Work out the number of lines containing "title". Answer with nothing but that number.

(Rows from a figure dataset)
────────────────

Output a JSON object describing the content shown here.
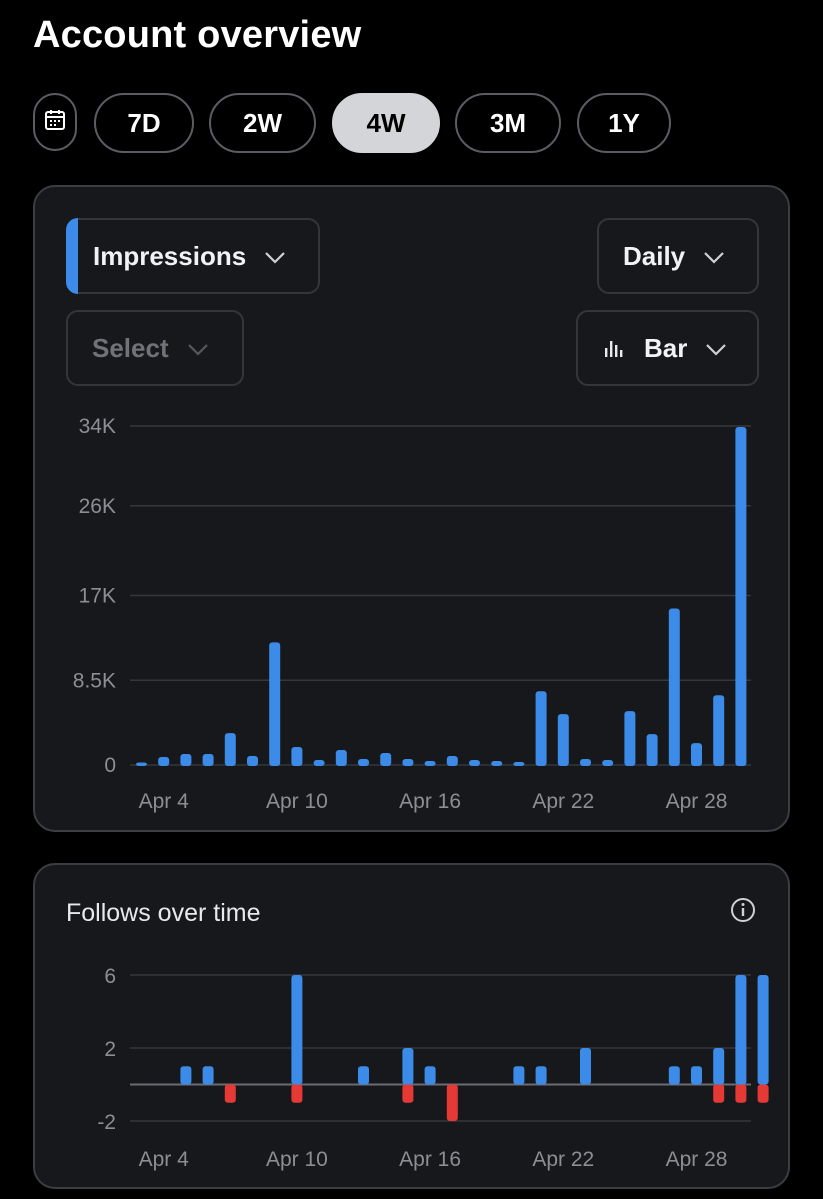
{
  "page": {
    "title": "Account overview"
  },
  "range_selector": {
    "options": [
      "7D",
      "2W",
      "4W",
      "3M",
      "1Y"
    ],
    "selected": "4W",
    "calendar_icon": "calendar-icon"
  },
  "impressions_card": {
    "metric_dropdown": {
      "label": "Impressions",
      "accent": "#3d8be8"
    },
    "granularity_dropdown": {
      "label": "Daily"
    },
    "compare_dropdown": {
      "placeholder": "Select"
    },
    "chart_type_dropdown": {
      "label": "Bar",
      "icon": "bar-chart-icon"
    }
  },
  "follows_card": {
    "title": "Follows over time",
    "info_icon": "info-icon"
  },
  "colors": {
    "positive": "#3d8be8",
    "negative": "#e53935",
    "grid": "#34373c"
  },
  "chart_data": [
    {
      "type": "bar",
      "ylim": [
        0,
        34000
      ],
      "y_ticks": [
        0,
        8500,
        17000,
        26000,
        34000
      ],
      "y_tick_labels": [
        "0",
        "8.5K",
        "17K",
        "26K",
        "34K"
      ],
      "x_tick_labels": [
        "Apr 4",
        "Apr 10",
        "Apr 16",
        "Apr 22",
        "Apr 28"
      ],
      "x_tick_days": [
        4,
        10,
        16,
        22,
        28
      ],
      "days": [
        3,
        4,
        5,
        6,
        7,
        8,
        9,
        10,
        11,
        12,
        13,
        14,
        15,
        16,
        17,
        18,
        19,
        20,
        21,
        22,
        23,
        24,
        25,
        26,
        27,
        28,
        29,
        30,
        31
      ],
      "values": [
        120,
        800,
        1100,
        1100,
        3200,
        900,
        12300,
        1800,
        500,
        1500,
        600,
        1200,
        600,
        400,
        900,
        500,
        400,
        300,
        7400,
        5100,
        600,
        500,
        5400,
        3100,
        15700,
        2200,
        7000,
        33900,
        0
      ]
    },
    {
      "type": "bar",
      "title": "Follows over time",
      "ylim": [
        -2,
        6
      ],
      "y_ticks": [
        -2,
        2,
        6
      ],
      "y_tick_labels": [
        "-2",
        "2",
        "6"
      ],
      "x_tick_labels": [
        "Apr 4",
        "Apr 10",
        "Apr 16",
        "Apr 22",
        "Apr 28"
      ],
      "x_tick_days": [
        4,
        10,
        16,
        22,
        28
      ],
      "series": [
        {
          "days": [
            5,
            6,
            10,
            13,
            15,
            16,
            20,
            21,
            23,
            27,
            28,
            29,
            30,
            31
          ],
          "values": [
            1,
            1,
            6,
            1,
            2,
            1,
            1,
            1,
            2,
            1,
            1,
            2,
            6,
            6
          ]
        },
        {
          "days": [
            7,
            10,
            15,
            17,
            29,
            30,
            31
          ],
          "values": [
            -1,
            -1,
            -1,
            -2,
            -1,
            -1,
            -1
          ]
        }
      ]
    }
  ]
}
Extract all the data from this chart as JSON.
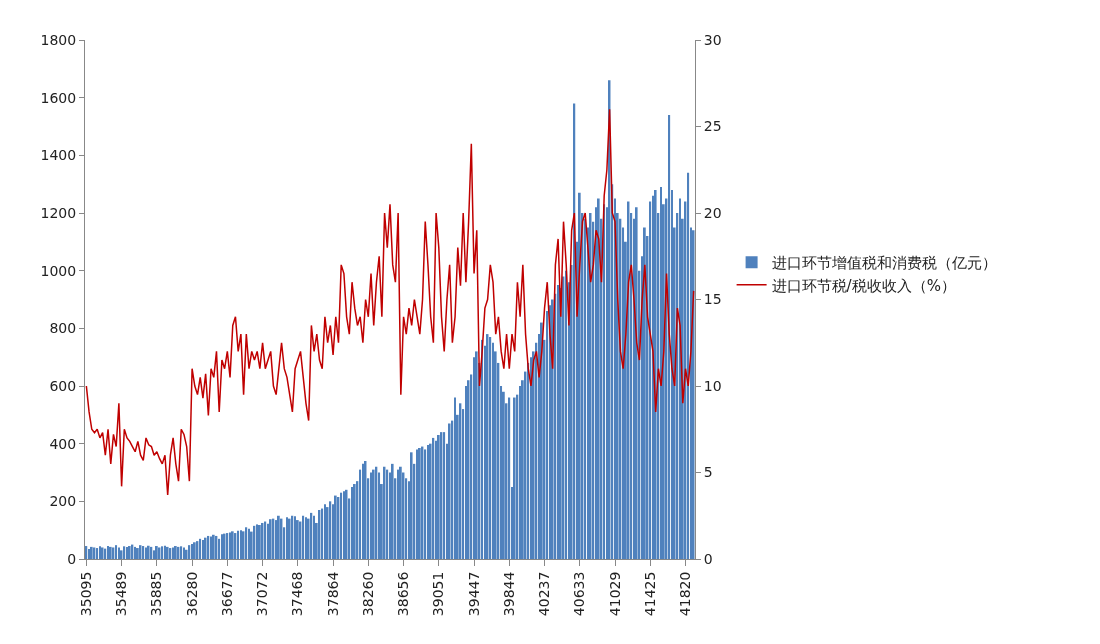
{
  "chart_data": {
    "type": "bar",
    "categories": [
      "35095",
      null,
      null,
      null,
      null,
      null,
      null,
      null,
      null,
      null,
      null,
      null,
      null,
      "35489",
      null,
      null,
      null,
      null,
      null,
      null,
      null,
      null,
      null,
      null,
      null,
      null,
      "35885",
      null,
      null,
      null,
      null,
      null,
      null,
      null,
      null,
      null,
      null,
      null,
      null,
      "36280",
      null,
      null,
      null,
      null,
      null,
      null,
      null,
      null,
      null,
      null,
      null,
      null,
      "36677",
      null,
      null,
      null,
      null,
      null,
      null,
      null,
      null,
      null,
      null,
      null,
      null,
      "37072",
      null,
      null,
      null,
      null,
      null,
      null,
      null,
      null,
      null,
      null,
      null,
      null,
      "37468",
      null,
      null,
      null,
      null,
      null,
      null,
      null,
      null,
      null,
      null,
      null,
      null,
      "37864",
      null,
      null,
      null,
      null,
      null,
      null,
      null,
      null,
      null,
      null,
      null,
      null,
      "38260",
      null,
      null,
      null,
      null,
      null,
      null,
      null,
      null,
      null,
      null,
      null,
      null,
      "38656",
      null,
      null,
      null,
      null,
      null,
      null,
      null,
      null,
      null,
      null,
      null,
      null,
      "39051",
      null,
      null,
      null,
      null,
      null,
      null,
      null,
      null,
      null,
      null,
      null,
      null,
      "39447",
      null,
      null,
      null,
      null,
      null,
      null,
      null,
      null,
      null,
      null,
      null,
      null,
      "39844",
      null,
      null,
      null,
      null,
      null,
      null,
      null,
      null,
      null,
      null,
      null,
      null,
      "40237",
      null,
      null,
      null,
      null,
      null,
      null,
      null,
      null,
      null,
      null,
      null,
      null,
      "40633",
      null,
      null,
      null,
      null,
      null,
      null,
      null,
      null,
      null,
      null,
      null,
      null,
      "41029",
      null,
      null,
      null,
      null,
      null,
      null,
      null,
      null,
      null,
      null,
      null,
      null,
      "41425",
      null,
      null,
      null,
      null,
      null,
      null,
      null,
      null,
      null,
      null,
      null,
      null,
      "41820",
      null,
      null,
      null
    ],
    "series": [
      {
        "name": "进口环节增值税和消费税（亿元）",
        "color": "#4f81bd",
        "values": [
          45,
          35,
          42,
          40,
          38,
          44,
          40,
          36,
          45,
          42,
          40,
          48,
          40,
          30,
          44,
          42,
          45,
          50,
          42,
          38,
          48,
          45,
          40,
          46,
          42,
          30,
          45,
          40,
          44,
          46,
          42,
          38,
          40,
          45,
          42,
          44,
          40,
          32,
          48,
          52,
          58,
          62,
          70,
          66,
          74,
          80,
          78,
          84,
          80,
          70,
          86,
          88,
          90,
          92,
          96,
          90,
          98,
          100,
          96,
          110,
          105,
          95,
          115,
          120,
          118,
          125,
          130,
          122,
          138,
          140,
          135,
          150,
          140,
          110,
          145,
          140,
          150,
          148,
          135,
          130,
          150,
          145,
          140,
          160,
          150,
          125,
          170,
          175,
          190,
          180,
          200,
          190,
          220,
          215,
          230,
          235,
          240,
          210,
          250,
          260,
          270,
          310,
          330,
          340,
          280,
          300,
          310,
          320,
          300,
          260,
          320,
          310,
          300,
          330,
          280,
          310,
          320,
          300,
          280,
          270,
          370,
          330,
          380,
          385,
          390,
          380,
          395,
          400,
          420,
          410,
          430,
          440,
          440,
          400,
          470,
          480,
          560,
          500,
          540,
          520,
          600,
          620,
          640,
          700,
          720,
          680,
          760,
          740,
          780,
          770,
          750,
          720,
          680,
          600,
          580,
          540,
          560,
          250,
          560,
          570,
          600,
          620,
          650,
          680,
          700,
          720,
          750,
          780,
          820,
          760,
          860,
          880,
          900,
          920,
          950,
          940,
          980,
          1000,
          960,
          1020,
          1580,
          1100,
          1270,
          1200,
          1180,
          1150,
          1200,
          1170,
          1220,
          1250,
          1180,
          1230,
          1220,
          1660,
          1300,
          1250,
          1200,
          1180,
          1150,
          1100,
          1240,
          1200,
          1180,
          1220,
          1000,
          1050,
          1150,
          1120,
          1240,
          1260,
          1280,
          1200,
          1290,
          1230,
          1250,
          1540,
          1280,
          1150,
          1200,
          1250,
          1180,
          1240,
          1340,
          1150,
          1140
        ]
      },
      {
        "name": "进口环节税/税收收入（%）",
        "type": "line",
        "axis": "y2",
        "color": "#c00000",
        "values": [
          10,
          8.5,
          7.5,
          7.3,
          7.5,
          7.0,
          7.3,
          6.0,
          7.5,
          5.5,
          7.2,
          6.5,
          9,
          4.2,
          7.5,
          7.0,
          6.8,
          6.5,
          6.2,
          6.8,
          6.0,
          5.7,
          7.0,
          6.6,
          6.5,
          6.0,
          6.2,
          5.8,
          5.5,
          6.0,
          3.7,
          6.0,
          7.0,
          5.5,
          4.5,
          7.5,
          7.2,
          6.5,
          4.5,
          11,
          10,
          9.5,
          10.5,
          9.3,
          10.7,
          8.3,
          11,
          10.5,
          12,
          8.5,
          11.5,
          11,
          12,
          10.5,
          13.5,
          14,
          12,
          13,
          9.5,
          13,
          11,
          12,
          11.5,
          12,
          11,
          12.5,
          11,
          11.5,
          12,
          10,
          9.5,
          11,
          12.5,
          11,
          10.5,
          9.5,
          8.5,
          11,
          11.5,
          12,
          10.5,
          9,
          8,
          13.5,
          12,
          13,
          11.5,
          11,
          14,
          12.5,
          13.5,
          11.8,
          14,
          12.5,
          17,
          16.5,
          14,
          13,
          16,
          14.5,
          13.5,
          14,
          12.5,
          15,
          14,
          16.5,
          13.5,
          16,
          17.5,
          14,
          20,
          18,
          20.5,
          17,
          16,
          20,
          9.5,
          14,
          13,
          14.5,
          13.5,
          15,
          14,
          13,
          15,
          19.5,
          17,
          14,
          12.5,
          20,
          18,
          14,
          12,
          15,
          17,
          12.5,
          14,
          18,
          15.8,
          20,
          16,
          19.5,
          24,
          16.5,
          19,
          10,
          12,
          14.5,
          15,
          17,
          16,
          13,
          14,
          12,
          11,
          13,
          11,
          13,
          12,
          16,
          14,
          17,
          13,
          11,
          10,
          11.5,
          12,
          10.5,
          12,
          14.5,
          16,
          13,
          11,
          17,
          18.5,
          14,
          19.5,
          17,
          13.5,
          19,
          20,
          14,
          17,
          19.5,
          20,
          18,
          16,
          17,
          19,
          18.5,
          16,
          21,
          22.5,
          26,
          20,
          19.5,
          15,
          12,
          11,
          13,
          16,
          17,
          15,
          12.5,
          11.5,
          15,
          17,
          14,
          13,
          12,
          8.5,
          11,
          10,
          12,
          16.5,
          13,
          11,
          10,
          14.5,
          13.5,
          9,
          11,
          10,
          12,
          15.5
        ]
      }
    ],
    "ylim": [
      0,
      1800
    ],
    "yticks": [
      0,
      200,
      400,
      600,
      800,
      1000,
      1200,
      1400,
      1600,
      1800
    ],
    "y2lim": [
      0,
      30
    ],
    "y2ticks": [
      0,
      5,
      10,
      15,
      20,
      25,
      30
    ],
    "legend": "right"
  }
}
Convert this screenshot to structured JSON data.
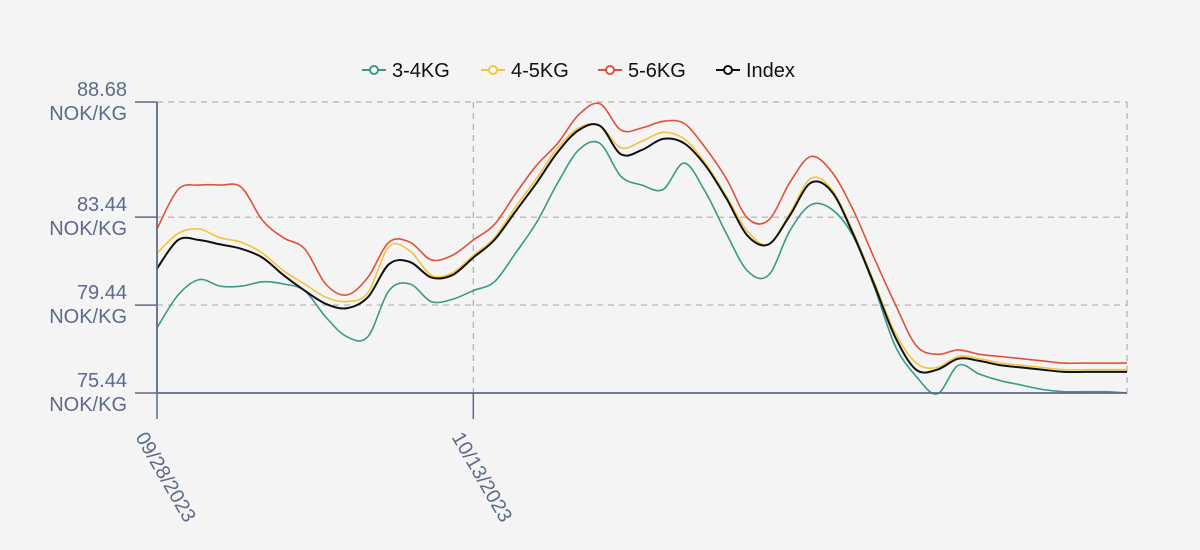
{
  "colors": {
    "background": "#f4f4f4",
    "axis": "#5b6b8c",
    "grid": "#b0b0b0"
  },
  "chart_data": {
    "type": "line",
    "x_dates": [
      "09/28/2023",
      "09/29/2023",
      "09/30/2023",
      "10/01/2023",
      "10/02/2023",
      "10/03/2023",
      "10/04/2023",
      "10/05/2023",
      "10/06/2023",
      "10/07/2023",
      "10/08/2023",
      "10/09/2023",
      "10/10/2023",
      "10/11/2023",
      "10/12/2023",
      "10/13/2023",
      "10/14/2023",
      "10/15/2023",
      "10/16/2023",
      "10/17/2023",
      "10/18/2023",
      "10/19/2023",
      "10/20/2023",
      "10/21/2023",
      "10/22/2023",
      "10/23/2023",
      "10/24/2023",
      "10/25/2023",
      "10/26/2023",
      "10/27/2023",
      "10/28/2023",
      "10/29/2023",
      "10/30/2023",
      "10/31/2023",
      "11/01/2023",
      "11/02/2023",
      "11/03/2023",
      "11/04/2023",
      "11/05/2023",
      "11/06/2023",
      "11/07/2023",
      "11/08/2023",
      "11/09/2023",
      "11/10/2023",
      "11/11/2023",
      "11/12/2023",
      "11/13/2023"
    ],
    "series": [
      {
        "name": "3-4KG",
        "color": "#3a9a87",
        "values": [
          78.4,
          79.9,
          80.6,
          80.3,
          80.3,
          80.5,
          80.4,
          80.1,
          78.9,
          78.0,
          78.0,
          80.1,
          80.4,
          79.6,
          79.7,
          80.1,
          80.5,
          81.8,
          83.2,
          85.0,
          86.5,
          86.8,
          85.3,
          84.9,
          84.7,
          85.9,
          84.6,
          82.7,
          81.0,
          80.8,
          82.8,
          84.0,
          83.8,
          82.6,
          80.3,
          77.6,
          76.2,
          75.4,
          76.7,
          76.3,
          76.0,
          75.8,
          75.6,
          75.5,
          75.5,
          75.5,
          75.44
        ]
      },
      {
        "name": "4-5KG",
        "color": "#f2c43d",
        "values": [
          81.8,
          82.7,
          82.9,
          82.5,
          82.3,
          81.8,
          81.0,
          80.4,
          79.8,
          79.6,
          80.0,
          82.1,
          81.9,
          80.8,
          80.9,
          81.7,
          82.5,
          83.9,
          85.2,
          86.6,
          87.5,
          87.6,
          86.6,
          86.9,
          87.3,
          87.0,
          85.9,
          84.4,
          82.8,
          82.2,
          83.6,
          85.2,
          84.7,
          82.8,
          80.5,
          78.2,
          76.8,
          76.6,
          77.1,
          77.0,
          76.8,
          76.7,
          76.6,
          76.5,
          76.5,
          76.5,
          76.5
        ]
      },
      {
        "name": "5-6KG",
        "color": "#e0513c",
        "values": [
          82.9,
          84.7,
          84.9,
          84.9,
          84.8,
          83.3,
          82.5,
          82.0,
          80.4,
          79.9,
          80.7,
          82.3,
          82.3,
          81.5,
          81.7,
          82.4,
          83.1,
          84.5,
          85.8,
          86.8,
          88.1,
          88.6,
          87.4,
          87.5,
          87.8,
          87.7,
          86.6,
          85.2,
          83.4,
          83.3,
          85.0,
          86.2,
          85.5,
          83.8,
          81.6,
          79.5,
          77.6,
          77.2,
          77.4,
          77.2,
          77.1,
          77.0,
          76.9,
          76.8,
          76.8,
          76.8,
          76.8
        ]
      },
      {
        "name": "Index",
        "color": "#111111",
        "values": [
          81.1,
          82.4,
          82.4,
          82.2,
          82.0,
          81.6,
          80.8,
          80.1,
          79.5,
          79.3,
          79.8,
          81.3,
          81.4,
          80.7,
          80.8,
          81.6,
          82.4,
          83.7,
          85.0,
          86.4,
          87.4,
          87.6,
          86.3,
          86.5,
          87.0,
          86.8,
          85.8,
          84.3,
          82.6,
          82.2,
          83.5,
          85.0,
          84.6,
          82.7,
          80.4,
          78.0,
          76.5,
          76.5,
          77.0,
          76.9,
          76.7,
          76.6,
          76.5,
          76.4,
          76.4,
          76.4,
          76.4
        ]
      }
    ],
    "legend": [
      "3-4KG",
      "4-5KG",
      "5-6KG",
      "Index"
    ],
    "y_ticks": [
      {
        "value": 88.68,
        "line1": "88.68",
        "line2": "NOK/KG"
      },
      {
        "value": 83.44,
        "line1": "83.44",
        "line2": "NOK/KG"
      },
      {
        "value": 79.44,
        "line1": "79.44",
        "line2": "NOK/KG"
      },
      {
        "value": 75.44,
        "line1": "75.44",
        "line2": "NOK/KG"
      }
    ],
    "x_ticks": [
      "09/28/2023",
      "10/13/2023"
    ],
    "ylim": [
      75.44,
      88.68
    ],
    "grid": true,
    "legend_position": "top-center"
  }
}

────────────────

Written answer => 3